- [Raw records]
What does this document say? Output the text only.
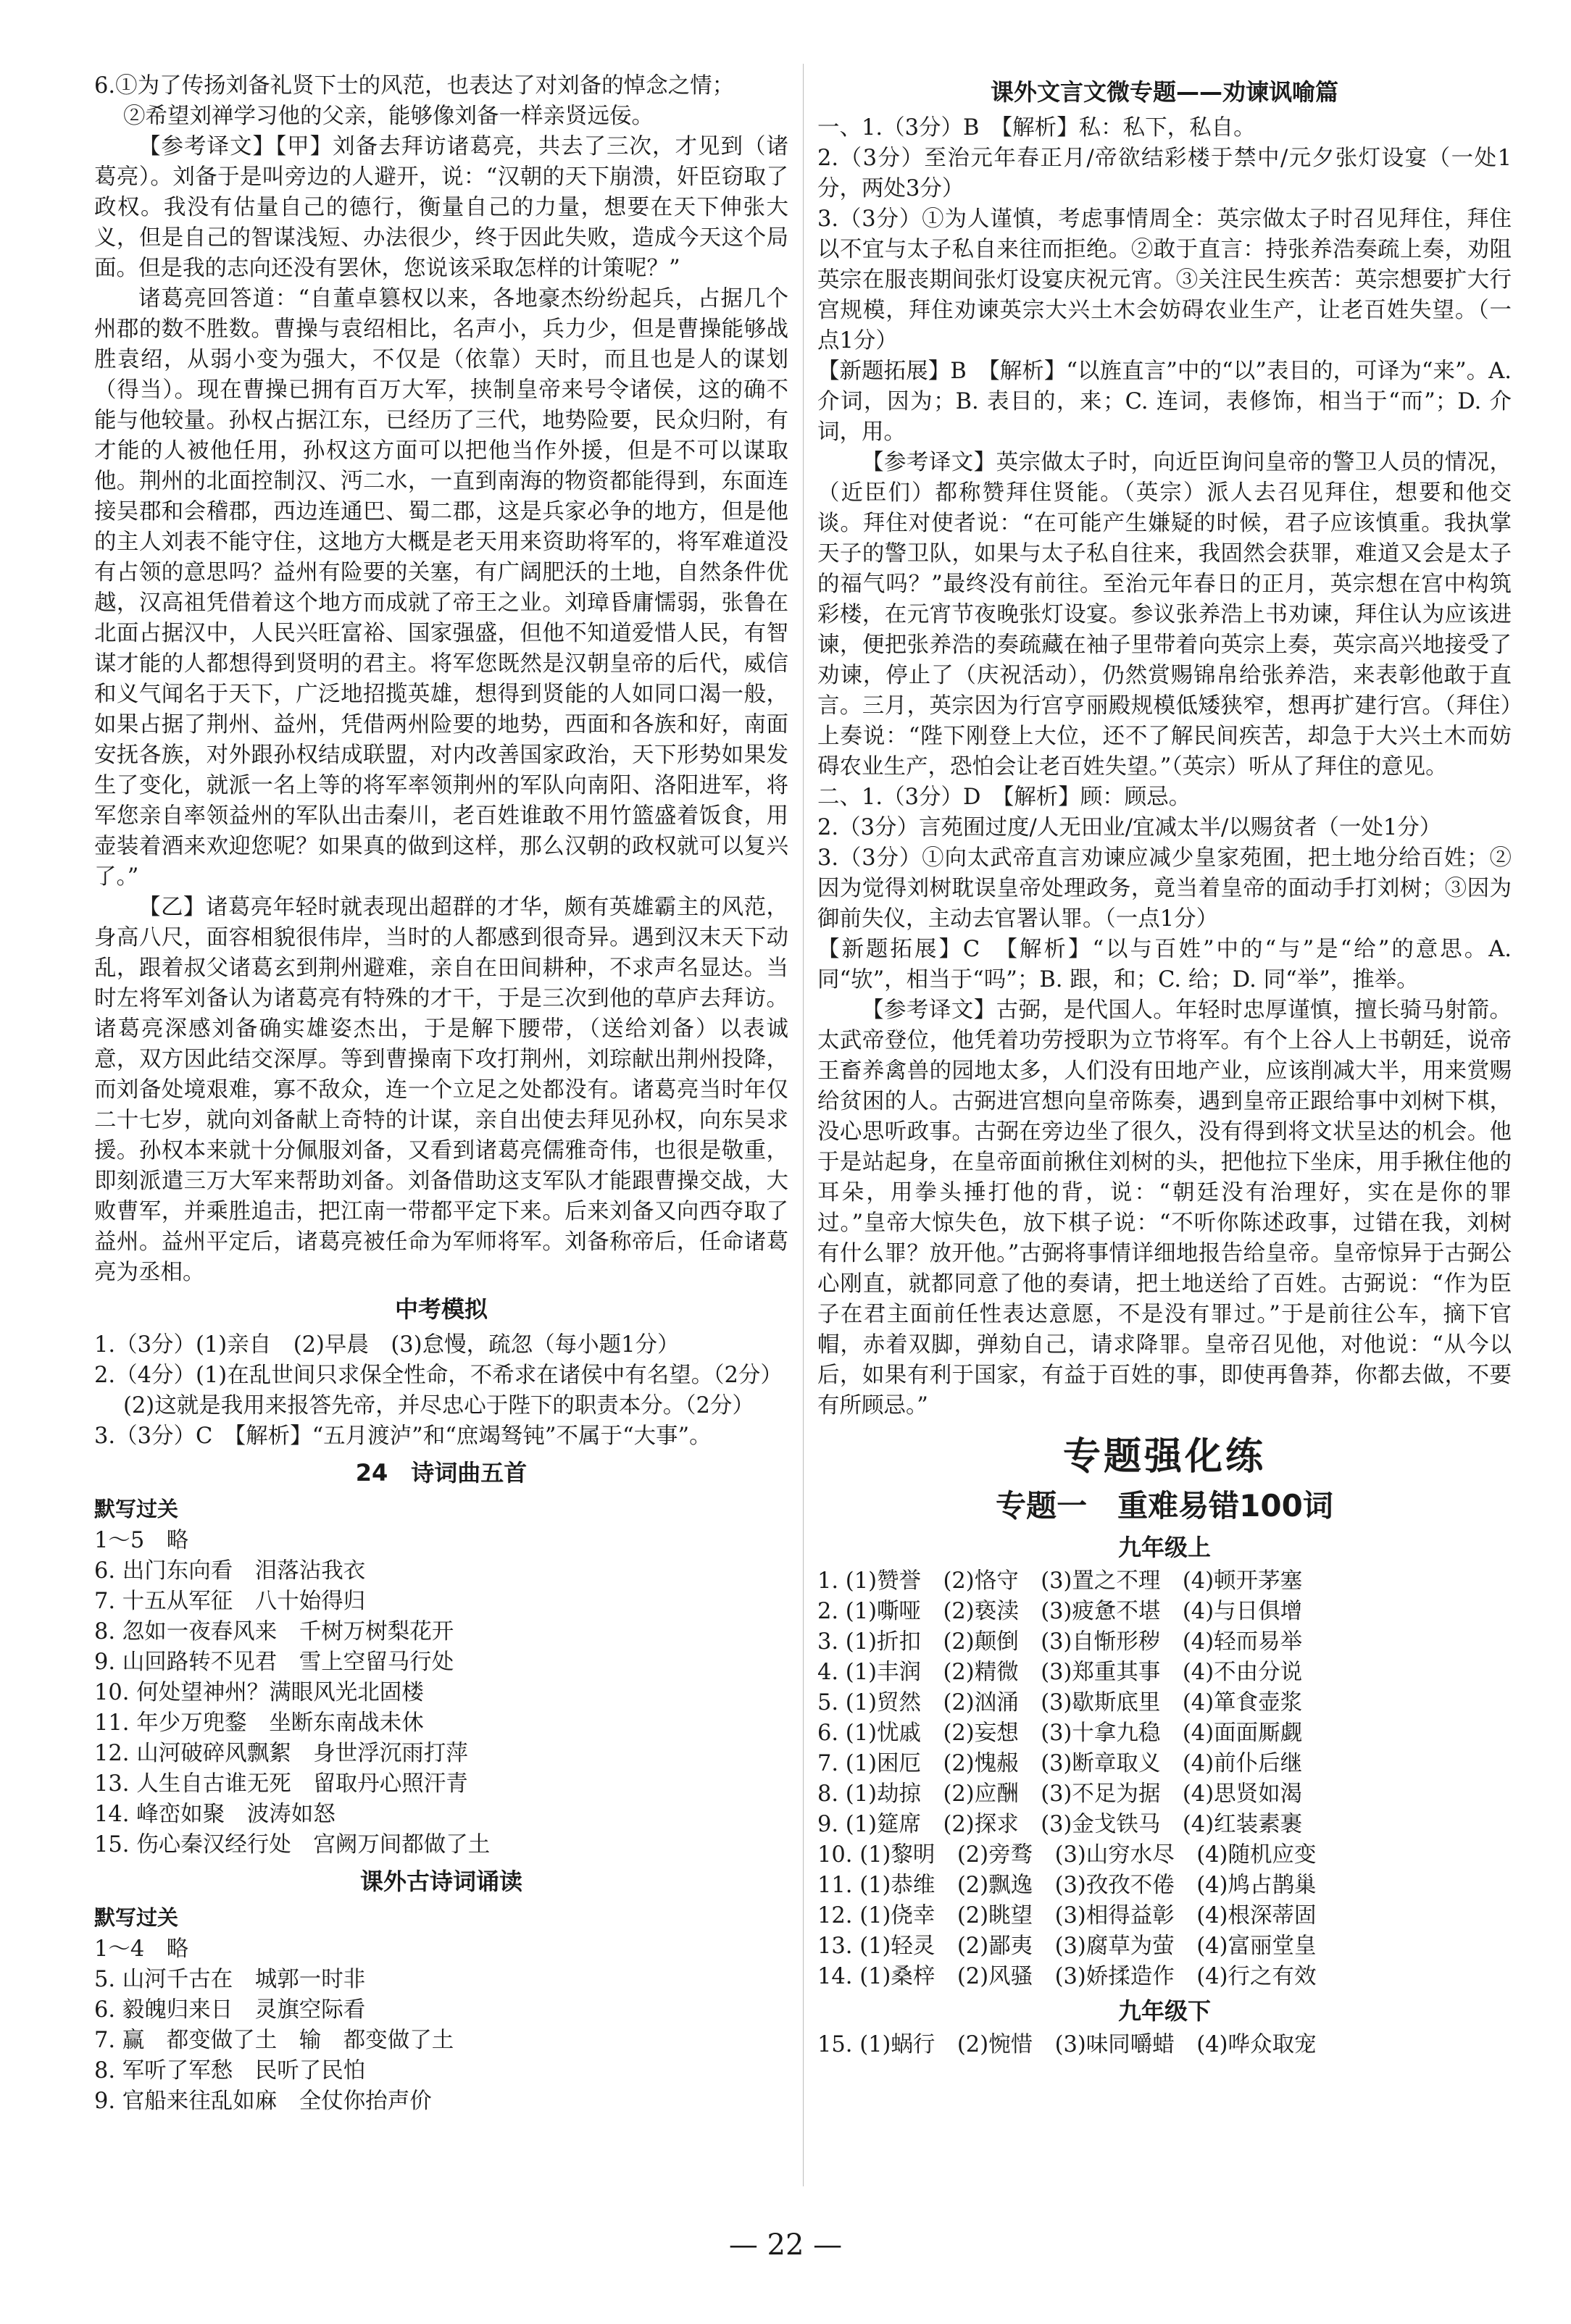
6.①为了传扬刘备礼贤下士的风范，也表达了对刘备的悼念之情；

②希望刘禅学习他的父亲，能够像刘备一样亲贤远佞。

【参考译文】【甲】刘备去拜访诸葛亮，共去了三次，才见到（诸葛亮）。刘备于是叫旁边的人避开，说：“汉朝的天下崩溃，奸臣窃取了政权。我没有估量自己的德行，衡量自己的力量，想要在天下伸张大义，但是自己的智谋浅短、办法很少，终于因此失败，造成今天这个局面。但是我的志向还没有罢休，您说该采取怎样的计策呢？”

诸葛亮回答道：“自董卓篡权以来，各地豪杰纷纷起兵，占据几个州郡的数不胜数。曹操与袁绍相比，名声小，兵力少，但是曹操能够战胜袁绍，从弱小变为强大，不仅是（依靠）天时，而且也是人的谋划（得当）。现在曹操已拥有百万大军，挟制皇帝来号令诸侯，这的确不能与他较量。孙权占据江东，已经历了三代，地势险要，民众归附，有才能的人被他任用，孙权这方面可以把他当作外援，但是不可以谋取他。荆州的北面控制汉、沔二水，一直到南海的物资都能得到，东面连接吴郡和会稽郡，西边连通巴、蜀二郡，这是兵家必争的地方，但是他的主人刘表不能守住，这地方大概是老天用来资助将军的，将军难道没有占领的意思吗？益州有险要的关塞，有广阔肥沃的土地，自然条件优越，汉高祖凭借着这个地方而成就了帝王之业。刘璋昏庸懦弱，张鲁在北面占据汉中，人民兴旺富裕、国家强盛，但他不知道爱惜人民，有智谋才能的人都想得到贤明的君主。将军您既然是汉朝皇帝的后代，威信和义气闻名于天下，广泛地招揽英雄，想得到贤能的人如同口渴一般，如果占据了荆州、益州，凭借两州险要的地势，西面和各族和好，南面安抚各族，对外跟孙权结成联盟，对内改善国家政治，天下形势如果发生了变化，就派一名上等的将军率领荆州的军队向南阳、洛阳进军，将军您亲自率领益州的军队出击秦川，老百姓谁敢不用竹篮盛着饭食，用壶装着酒来欢迎您呢？如果真的做到这样，那么汉朝的政权就可以复兴了。”

【乙】诸葛亮年轻时就表现出超群的才华，颇有英雄霸主的风范，身高八尺，面容相貌很伟岸，当时的人都感到很奇异。遇到汉末天下动乱，跟着叔父诸葛玄到荆州避难，亲自在田间耕种，不求声名显达。当时左将军刘备认为诸葛亮有特殊的才干，于是三次到他的草庐去拜访。诸葛亮深感刘备确实雄姿杰出，于是解下腰带，（送给刘备）以表诚意，双方因此结交深厚。等到曹操南下攻打荆州，刘琮献出荆州投降，而刘备处境艰难，寡不敌众，连一个立足之处都没有。诸葛亮当时年仅二十七岁，就向刘备献上奇特的计谋，亲自出使去拜见孙权，向东吴求援。孙权本来就十分佩服刘备，又看到诸葛亮儒雅奇伟，也很是敬重，即刻派遣三万大军来帮助刘备。刘备借助这支军队才能跟曹操交战，大败曹军，并乘胜追击，把江南一带都平定下来。后来刘备又向西夺取了益州。益州平定后，诸葛亮被任命为军师将军。刘备称帝后，任命诸葛亮为丞相。

中考模拟

1.（3分）(1)亲自　(2)早晨　(3)怠慢，疏忽（每小题1分）

2.（4分）(1)在乱世间只求保全性命，不希求在诸侯中有名望。（2分）

(2)这就是我用来报答先帝，并尽忠心于陛下的职责本分。（2分）

3.（3分）C　【解析】“五月渡泸”和“庶竭驽钝”不属于“大事”。

24　诗词曲五首
默写过关

1～5　略

6. 出门东向看　泪落沾我衣

7. 十五从军征　八十始得归

8. 忽如一夜春风来　千树万树梨花开

9. 山回路转不见君　雪上空留马行处

10. 何处望神州？满眼风光北固楼

11. 年少万兜鍪　坐断东南战未休

12. 山河破碎风飘絮　身世浮沉雨打萍

13. 人生自古谁无死　留取丹心照汗青

14. 峰峦如聚　波涛如怒

15. 伤心秦汉经行处　宫阙万间都做了土

课外古诗词诵读
默写过关

1～4　略

5. 山河千古在　城郭一时非

6. 毅魄归来日　灵旗空际看

7. 赢　都变做了土　输　都变做了土

8. 军听了军愁　民听了民怕

9. 官船来往乱如麻　全仗你抬声价

课外文言文微专题——劝谏讽喻篇

一、1.（3分）B　【解析】私：私下，私自。

2.（3分）至治元年春正月/帝欲结彩楼于禁中/元夕张灯设宴（一处1分，两处3分）

3.（3分）①为人谨慎，考虑事情周全：英宗做太子时召见拜住，拜住以不宜与太子私自来往而拒绝。②敢于直言：持张养浩奏疏上奏，劝阻英宗在服丧期间张灯设宴庆祝元宵。③关注民生疾苦：英宗想要扩大行宫规模，拜住劝谏英宗大兴土木会妨碍农业生产，让老百姓失望。（一点1分）

【新题拓展】B　【解析】“以旌直言”中的“以”表目的，可译为“来”。A. 介词，因为；B. 表目的，来；C. 连词，表修饰，相当于“而”；D. 介词，用。

【参考译文】英宗做太子时，向近臣询问皇帝的警卫人员的情况，（近臣们）都称赞拜住贤能。（英宗）派人去召见拜住，想要和他交谈。拜住对使者说：“在可能产生嫌疑的时候，君子应该慎重。我执掌天子的警卫队，如果与太子私自往来，我固然会获罪，难道又会是太子的福气吗？”最终没有前往。至治元年春日的正月，英宗想在宫中构筑彩楼，在元宵节夜晚张灯设宴。参议张养浩上书劝谏，拜住认为应该进谏，便把张养浩的奏疏藏在袖子里带着向英宗上奏，英宗高兴地接受了劝谏，停止了（庆祝活动），仍然赏赐锦帛给张养浩，来表彰他敢于直言。三月，英宗因为行宫亨丽殿规模低矮狭窄，想再扩建行宫。（拜住）上奏说：“陛下刚登上大位，还不了解民间疾苦，却急于大兴土木而妨碍农业生产，恐怕会让老百姓失望。”（英宗）听从了拜住的意见。

二、1.（3分）D　【解析】顾：顾忌。

2.（3分）言苑囿过度/人无田业/宜减太半/以赐贫者（一处1分）

3.（3分）①向太武帝直言劝谏应减少皇家苑囿，把土地分给百姓；②因为觉得刘树耽误皇帝处理政务，竟当着皇帝的面动手打刘树；③因为御前失仪，主动去官署认罪。（一点1分）

【新题拓展】C　【解析】“以与百姓”中的“与”是“给”的意思。A. 同“欤”，相当于“吗”；B. 跟，和；C. 给；D. 同“举”，推举。

【参考译文】古弼，是代国人。年轻时忠厚谨慎，擅长骑马射箭。太武帝登位，他凭着功劳授职为立节将军。有个上谷人上书朝廷，说帝王畜养禽兽的园地太多，人们没有田地产业，应该削减大半，用来赏赐给贫困的人。古弼进宫想向皇帝陈奏，遇到皇帝正跟给事中刘树下棋，没心思听政事。古弼在旁边坐了很久，没有得到将文状呈达的机会。他于是站起身，在皇帝面前揪住刘树的头，把他拉下坐床，用手揪住他的耳朵，用拳头捶打他的背，说：“朝廷没有治理好，实在是你的罪过。”皇帝大惊失色，放下棋子说：“不听你陈述政事，过错在我，刘树有什么罪？放开他。”古弼将事情详细地报告给皇帝。皇帝惊异于古弼公心刚直，就都同意了他的奏请，把土地送给了百姓。古弼说：“作为臣子在君主面前任性表达意愿，不是没有罪过。”于是前往公车，摘下官帽，赤着双脚，弹劾自己，请求降罪。皇帝召见他，对他说：“从今以后，如果有利于国家，有益于百姓的事，即使再鲁莽，你都去做，不要有所顾忌。”

专题强化练
专题一　重难易错100词
九年级上

1. (1)赞誉　(2)恪守　(3)置之不理　(4)顿开茅塞

2. (1)嘶哑　(2)亵渎　(3)疲惫不堪　(4)与日俱增

3. (1)折扣　(2)颠倒　(3)自惭形秽　(4)轻而易举

4. (1)丰润　(2)精微　(3)郑重其事　(4)不由分说

5. (1)贸然　(2)汹涌　(3)歇斯底里　(4)箪食壶浆

6. (1)忧戚　(2)妄想　(3)十拿九稳　(4)面面厮觑

7. (1)困厄　(2)愧赧　(3)断章取义　(4)前仆后继

8. (1)劫掠　(2)应酬　(3)不足为据　(4)思贤如渴

9. (1)筵席　(2)探求　(3)金戈铁马　(4)红装素裹

10. (1)黎明　(2)旁骛　(3)山穷水尽　(4)随机应变

11. (1)恭维　(2)飘逸　(3)孜孜不倦　(4)鸠占鹊巢

12. (1)侥幸　(2)眺望　(3)相得益彰　(4)根深蒂固

13. (1)轻灵　(2)鄙夷　(3)腐草为萤　(4)富丽堂皇

14. (1)桑梓　(2)风骚　(3)娇揉造作　(4)行之有效

九年级下

15. (1)蜗行　(2)惋惜　(3)味同嚼蜡　(4)哗众取宠

— 22 —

- [Requirement] From the data above, work out how many lines contain the string "参考译文" and reply with only the number.

- [Response for this exercise] 3